--- BEGIN Record list ---

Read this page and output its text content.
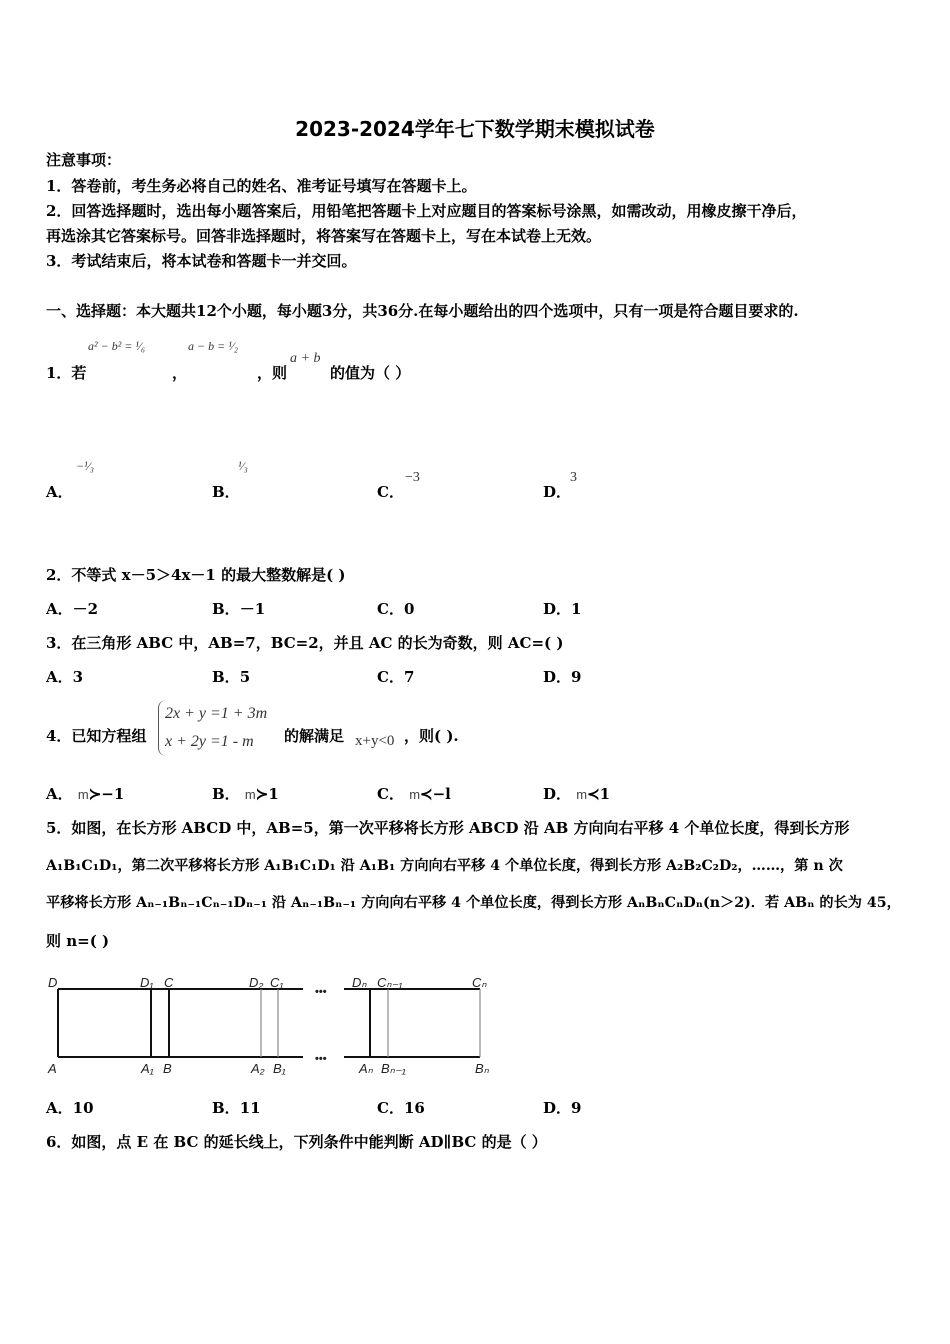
2023-2024学年七下数学期末模拟试卷
注意事项：
1．答卷前，考生务必将自己的姓名、准考证号填写在答题卡上。
2．回答选择题时，选出每小题答案后，用铅笔把答题卡上对应题目的答案标号涂黑，如需改动，用橡皮擦干净后，
再选涂其它答案标号。回答非选择题时，将答案写在答题卡上，写在本试卷上无效。
3．考试结束后，将本试卷和答题卡一并交回。
一、选择题：本大题共12个小题，每小题3分，共36分.在每小题给出的四个选项中，只有一项是符合题目要求的.
a² − b² = ¹⁄₆	a − b = ¹⁄₂
1．若	，	，则
a + b
的值为（ ）
A．
−¹⁄₃
B．
¹⁄₃
C．
−3
D．
3
2．不等式 x－5＞4x－1 的最大整数解是( )
A．－2	B．－1	C．0	D．1
3．在三角形 ABC 中，AB=7，BC=2，并且 AC 的长为奇数，则 AC=( )
A．3	B．5	C．7	D．9
4．已知方程组
2x + y =1 + 3m
x + 2y =1 - m	的解满足 x+y<0 ，则( ).
A． m≻−1	B． m≻1	C． m≺−l	D． m≺1
5．如图，在长方形 ABCD 中，AB=5，第一次平移将长方形 ABCD 沿 AB 方向向右平移 4 个单位长度，得到长方形
A₁B₁C₁D₁，第二次平移将长方形 A₁B₁C₁D₁ 沿 A₁B₁ 方向向右平移 4 个单位长度，得到长方形 A₂B₂C₂D₂，……，第 n 次
平移将长方形 Aₙ₋₁Bₙ₋₁Cₙ₋₁Dₙ₋₁ 沿 Aₙ₋₁Bₙ₋₁ 方向向右平移 4 个单位长度，得到长方形 AₙBₙCₙDₙ(n＞2)．若 ABₙ 的长为 45，
则 n=( )
D	D₁ C	D₂ C₁
•••
Dₙ Cₙ₋₁	Cₙ
A	A₁ B	A₂ B₁
•••
Aₙ Bₙ₋₁	Bₙ
A．10	B．11	C．16	D．9
6．如图，点 E 在 BC 的延长线上，下列条件中能判断 AD∥BC 的是（ ）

--- END Record list ---

Aim – Read through the entries and copy every line that includes "得到长方形".

Result below –
5．如图，在长方形 ABCD 中，AB=5，第一次平移将长方形 ABCD 沿 AB 方向向右平移 4 个单位长度，得到长方形
A₁B₁C₁D₁，第二次平移将长方形 A₁B₁C₁D₁ 沿 A₁B₁ 方向向右平移 4 个单位长度，得到长方形 A₂B₂C₂D₂，……，第 n 次
平移将长方形 Aₙ₋₁Bₙ₋₁Cₙ₋₁Dₙ₋₁ 沿 Aₙ₋₁Bₙ₋₁ 方向向右平移 4 个单位长度，得到长方形 AₙBₙCₙDₙ(n＞2)．若 ABₙ 的长为 45，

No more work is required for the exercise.